EXERCISE INSTRUCTIONS - Without the images, write out all of the following entries exactly.

EXTRACTED MATERIAL -
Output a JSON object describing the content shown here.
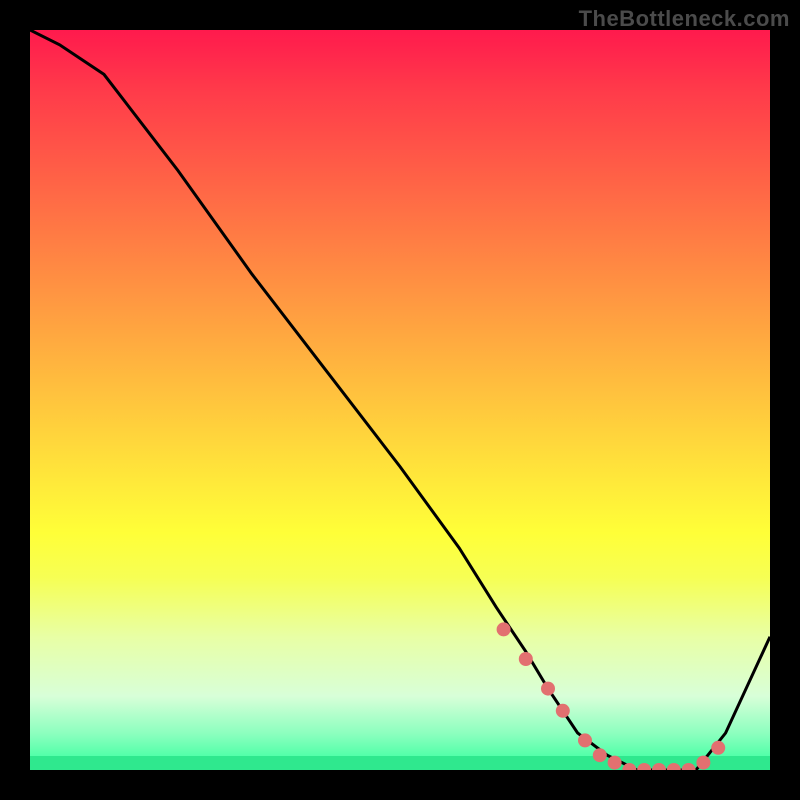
{
  "watermark": "TheBottleneck.com",
  "colors": {
    "background": "#000000",
    "marker": "#e27070",
    "line": "#000000",
    "gradient_top": "#ff1a4d",
    "gradient_bottom": "#2fff9c"
  },
  "chart_data": {
    "type": "line",
    "title": "",
    "xlabel": "",
    "ylabel": "",
    "xlim": [
      0,
      100
    ],
    "ylim": [
      0,
      100
    ],
    "x": [
      0,
      4,
      10,
      20,
      30,
      40,
      50,
      58,
      63,
      67,
      70,
      74,
      78,
      82,
      86,
      90,
      94,
      100
    ],
    "y": [
      100,
      98,
      94,
      81,
      67,
      54,
      41,
      30,
      22,
      16,
      11,
      5,
      2,
      0,
      0,
      0,
      5,
      18
    ],
    "markers": {
      "x": [
        64,
        67,
        70,
        72,
        75,
        77,
        79,
        81,
        83,
        85,
        87,
        89,
        91,
        93
      ],
      "y": [
        19,
        15,
        11,
        8,
        4,
        2,
        1,
        0,
        0,
        0,
        0,
        0,
        1,
        3
      ]
    }
  }
}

REPLY -
Output a JSON object describing the content shown here.
{
  "watermark": "TheBottleneck.com",
  "colors": {
    "background": "#000000",
    "marker": "#e27070",
    "line": "#000000",
    "gradient_top": "#ff1a4d",
    "gradient_bottom": "#2fff9c"
  },
  "chart_data": {
    "type": "line",
    "title": "",
    "xlabel": "",
    "ylabel": "",
    "xlim": [
      0,
      100
    ],
    "ylim": [
      0,
      100
    ],
    "x": [
      0,
      4,
      10,
      20,
      30,
      40,
      50,
      58,
      63,
      67,
      70,
      74,
      78,
      82,
      86,
      90,
      94,
      100
    ],
    "y": [
      100,
      98,
      94,
      81,
      67,
      54,
      41,
      30,
      22,
      16,
      11,
      5,
      2,
      0,
      0,
      0,
      5,
      18
    ],
    "markers": {
      "x": [
        64,
        67,
        70,
        72,
        75,
        77,
        79,
        81,
        83,
        85,
        87,
        89,
        91,
        93
      ],
      "y": [
        19,
        15,
        11,
        8,
        4,
        2,
        1,
        0,
        0,
        0,
        0,
        0,
        1,
        3
      ]
    }
  }
}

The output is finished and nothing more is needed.